--- PASSAGE ---
#DocsWithDisabilities campaign highlights diversity among healthcare professionals

Physicians are often stereotypically depicted as pillars of health, superheroes able to respond to emergencies at a moment's notice or even miracle workers, but a growing movement of healthcare professionals with disabilities is challenging this script, according to NPR.

Here are four things to know:

1. Lisa Meeks, PhD, a clinical lecturer and researcher at Ann Arbor, Mich.-based Michigan Medicine, highlighted the importance of acknowledging and accommodating medical professionals with disabilities. "It deserves attention and its own problem-solving," Dr. Meeks, who specializes in disabilities in medical education, told NPR.

2. Dr. Meeks started a social media campaign using the hashtag #DocsWithDisabilities with the goal to find at least 20 physicians willing to share their stories. Since then, she has been flooded with responses. The hashtag #NursesWithDisabilities also took hold, too.

"I felt this was a really unique opportunity to introduce all of these docs with disabilities to the medical field," Dr. Meeks told NPR. "To let people know there are not unique one or two physicians with disabilities, but that there are a number of physicians with disabilities throughout the United States.

--- WHAT YOU WILL DO ---
a - According to the article on the #DocsWithDisabilities campaign, how many physicians did Dr. Meeks set out to find through the hashtag?
b - Do the following statements agree with the article on the #DocsWithDisabilities campaign? Answer yes or no for each, quoting the words of the article that decide it.
(i) Lisa Meeks works as a clinical lecturer and researcher at Michigan Medicine.
(ii) The campaign drew only a handful of responses.
(iii) A similar hashtag for nurses also caught on.
c - Carry on the article on the #DocsWithDisabilities campaign, starting after its final sentence.

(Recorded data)
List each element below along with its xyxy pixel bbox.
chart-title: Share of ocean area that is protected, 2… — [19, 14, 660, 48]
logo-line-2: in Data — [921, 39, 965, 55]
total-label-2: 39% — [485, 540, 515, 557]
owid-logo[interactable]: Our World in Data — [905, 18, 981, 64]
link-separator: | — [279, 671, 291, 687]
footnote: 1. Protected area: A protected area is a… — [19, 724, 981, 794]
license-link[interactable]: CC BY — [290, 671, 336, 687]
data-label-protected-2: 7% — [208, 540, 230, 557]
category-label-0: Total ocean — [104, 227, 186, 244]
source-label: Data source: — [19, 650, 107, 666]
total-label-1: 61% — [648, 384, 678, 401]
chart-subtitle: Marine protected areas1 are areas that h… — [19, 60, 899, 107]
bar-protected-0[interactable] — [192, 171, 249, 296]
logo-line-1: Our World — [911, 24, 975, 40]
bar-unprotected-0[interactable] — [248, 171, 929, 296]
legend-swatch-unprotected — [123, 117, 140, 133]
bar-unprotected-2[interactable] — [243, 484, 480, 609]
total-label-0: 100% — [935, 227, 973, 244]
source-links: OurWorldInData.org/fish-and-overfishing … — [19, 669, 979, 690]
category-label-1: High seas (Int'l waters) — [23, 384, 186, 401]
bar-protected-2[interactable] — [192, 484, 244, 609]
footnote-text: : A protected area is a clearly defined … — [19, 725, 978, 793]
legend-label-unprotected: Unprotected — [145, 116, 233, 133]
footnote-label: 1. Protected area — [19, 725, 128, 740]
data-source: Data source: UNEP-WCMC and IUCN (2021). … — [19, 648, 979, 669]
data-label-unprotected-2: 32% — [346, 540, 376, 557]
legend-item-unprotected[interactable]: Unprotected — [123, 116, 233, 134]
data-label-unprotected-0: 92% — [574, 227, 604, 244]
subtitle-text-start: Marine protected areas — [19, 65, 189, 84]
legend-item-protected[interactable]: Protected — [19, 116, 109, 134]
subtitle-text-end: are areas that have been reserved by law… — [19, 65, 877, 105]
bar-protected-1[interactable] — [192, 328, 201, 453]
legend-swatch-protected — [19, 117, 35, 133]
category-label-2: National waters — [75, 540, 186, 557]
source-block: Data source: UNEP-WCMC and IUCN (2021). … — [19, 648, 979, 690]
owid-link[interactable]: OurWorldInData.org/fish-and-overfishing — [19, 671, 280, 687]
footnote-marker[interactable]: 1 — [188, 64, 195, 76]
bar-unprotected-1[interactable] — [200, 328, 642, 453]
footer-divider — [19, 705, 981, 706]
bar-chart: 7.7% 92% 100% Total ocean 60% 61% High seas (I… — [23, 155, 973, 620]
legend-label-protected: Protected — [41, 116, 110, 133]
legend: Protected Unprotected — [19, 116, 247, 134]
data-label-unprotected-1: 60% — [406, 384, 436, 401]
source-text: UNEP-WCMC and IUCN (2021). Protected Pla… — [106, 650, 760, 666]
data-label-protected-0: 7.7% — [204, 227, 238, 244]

--- EXPECTED RESULTS ---
a - At least 20 physicians willing to share their stories.

b -
(i) Yes: "a clinical lecturer and researcher at Ann Arbor, Mich.-based Michigan Medicine"
(ii) No: "she has been flooded with responses"
(iii) Yes: "The hashtag #NursesWithDisabilities also took hold, too."

c -
3. Among the many physicians who shared their stories was Feranmi Okanlami, MD, a family medicine physician at Michigan Medicine. While in his third year of medical residency at Yale New Haven (Conn.) Hospital in 2013, Dr. Okanlami injured his spinal cord jumping into a swimming pool, resulting in him being partially paralyzed. After rehabilitation, Dr. Okanlami returned to practicing medicine.

"You have to be the person deciding what medication to give; you have to make sure that the people doing chest compressions are doing them adequately; you have to think about what could be the reason the person stopped breathing or their heart stopped," Dr. Okanlami told NPR. "The tasks required to run a code aren't all just physical tasks.

4. This new wave of physicians illustrates the most 'able' physician is one who can relate to patients and have the skills and creativity required to provide exceptional care, according to the report.

"What we view as absolute is very different now than what it was 10 years ago, and [we] owe a lot of that to assistive and adaptive technologies," Dr. Meeks told NPR. "But also medicine is an ever evolving creature."